Work to be completed. Word for word, quote all of the material, omitting the pictures.

___ The input ___

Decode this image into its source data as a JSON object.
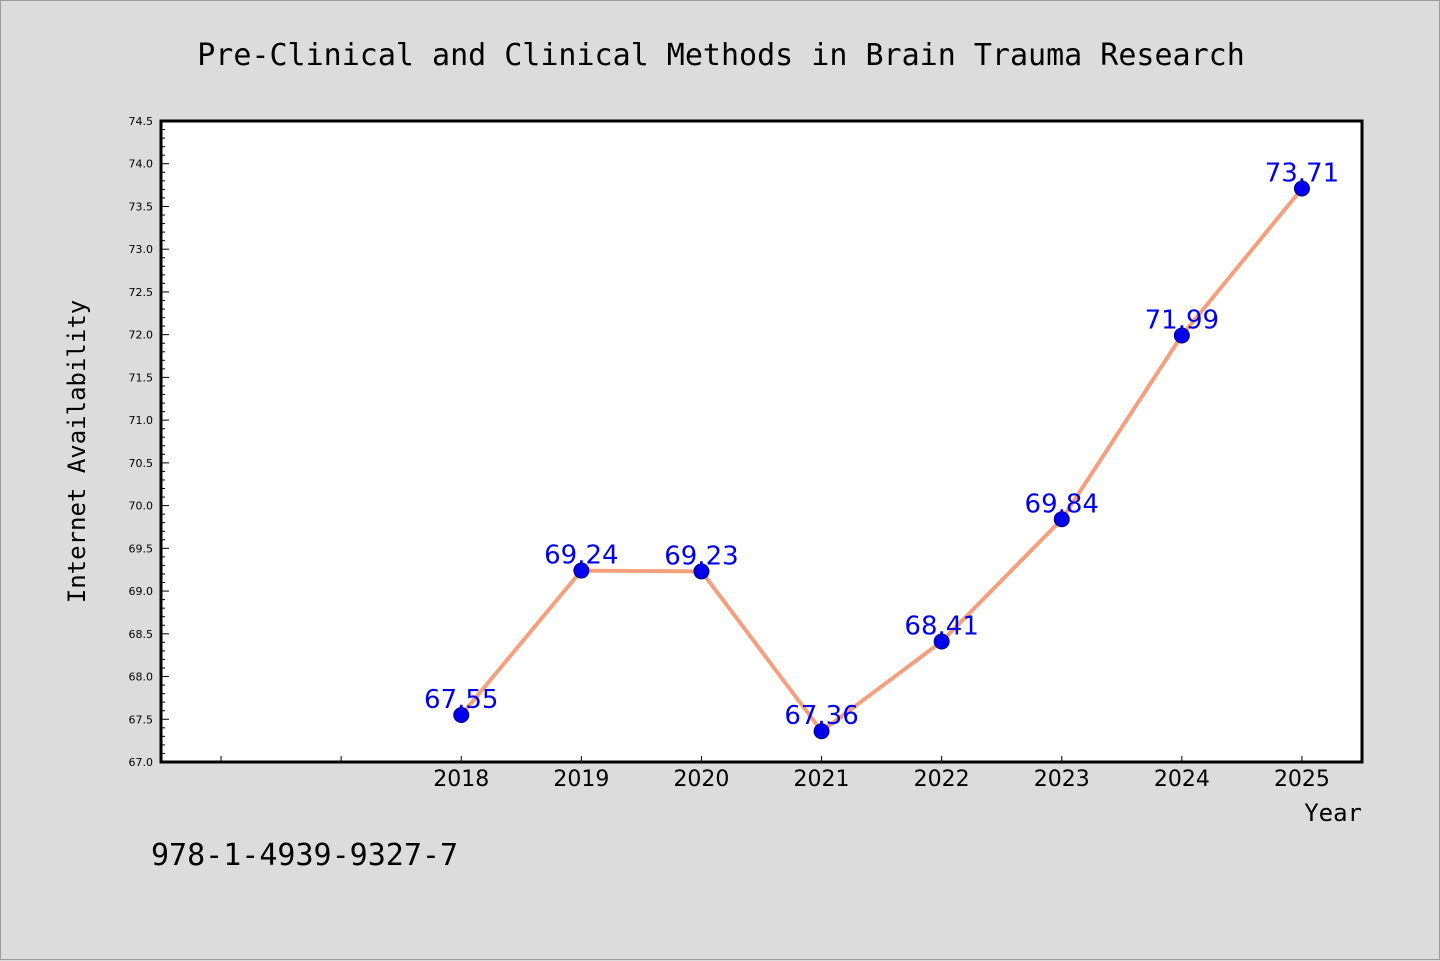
{
  "colors": {
    "line": "#f4a07e",
    "marker": "#0000ee",
    "marker_edge": "#00007a",
    "data_label": "#0000ee",
    "plot_bg": "#ffffff",
    "page_bg": "#dcdcdc"
  },
  "footer": {
    "isbn": "978-1-4939-9327-7"
  },
  "chart_data": {
    "type": "line",
    "title": "Pre-Clinical and Clinical Methods in Brain Trauma Research",
    "xlabel": "Year",
    "ylabel": "Internet Availability",
    "x": [
      2018,
      2019,
      2020,
      2021,
      2022,
      2023,
      2024,
      2025
    ],
    "series": [
      {
        "values": [
          67.55,
          69.24,
          69.23,
          67.36,
          68.41,
          69.84,
          71.99,
          73.71
        ]
      }
    ],
    "data_labels": [
      "67.55",
      "69.24",
      "69.23",
      "67.36",
      "68.41",
      "69.84",
      "71.99",
      "73.71"
    ],
    "xlim": [
      2015.5,
      2025.5
    ],
    "ylim": [
      67.0,
      74.5
    ],
    "yticks": [
      "67.0",
      "67.5",
      "68.0",
      "68.5",
      "69.0",
      "69.5",
      "70.0",
      "70.5",
      "71.0",
      "71.5",
      "72.0",
      "72.5",
      "73.0",
      "73.5",
      "74.0",
      "74.5"
    ],
    "xticks": [
      "2018",
      "2019",
      "2020",
      "2021",
      "2022",
      "2023",
      "2024",
      "2025"
    ],
    "grid": false,
    "legend": "none"
  }
}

___

Completed exercise.
Decode this image into its source data as a JSON object.
{
  "colors": {
    "line": "#f4a07e",
    "marker": "#0000ee",
    "marker_edge": "#00007a",
    "data_label": "#0000ee",
    "plot_bg": "#ffffff",
    "page_bg": "#dcdcdc"
  },
  "footer": {
    "isbn": "978-1-4939-9327-7"
  },
  "chart_data": {
    "type": "line",
    "title": "Pre-Clinical and Clinical Methods in Brain Trauma Research",
    "xlabel": "Year",
    "ylabel": "Internet Availability",
    "x": [
      2018,
      2019,
      2020,
      2021,
      2022,
      2023,
      2024,
      2025
    ],
    "series": [
      {
        "values": [
          67.55,
          69.24,
          69.23,
          67.36,
          68.41,
          69.84,
          71.99,
          73.71
        ]
      }
    ],
    "data_labels": [
      "67.55",
      "69.24",
      "69.23",
      "67.36",
      "68.41",
      "69.84",
      "71.99",
      "73.71"
    ],
    "xlim": [
      2015.5,
      2025.5
    ],
    "ylim": [
      67.0,
      74.5
    ],
    "yticks": [
      "67.0",
      "67.5",
      "68.0",
      "68.5",
      "69.0",
      "69.5",
      "70.0",
      "70.5",
      "71.0",
      "71.5",
      "72.0",
      "72.5",
      "73.0",
      "73.5",
      "74.0",
      "74.5"
    ],
    "xticks": [
      "2018",
      "2019",
      "2020",
      "2021",
      "2022",
      "2023",
      "2024",
      "2025"
    ],
    "grid": false,
    "legend": "none"
  }
}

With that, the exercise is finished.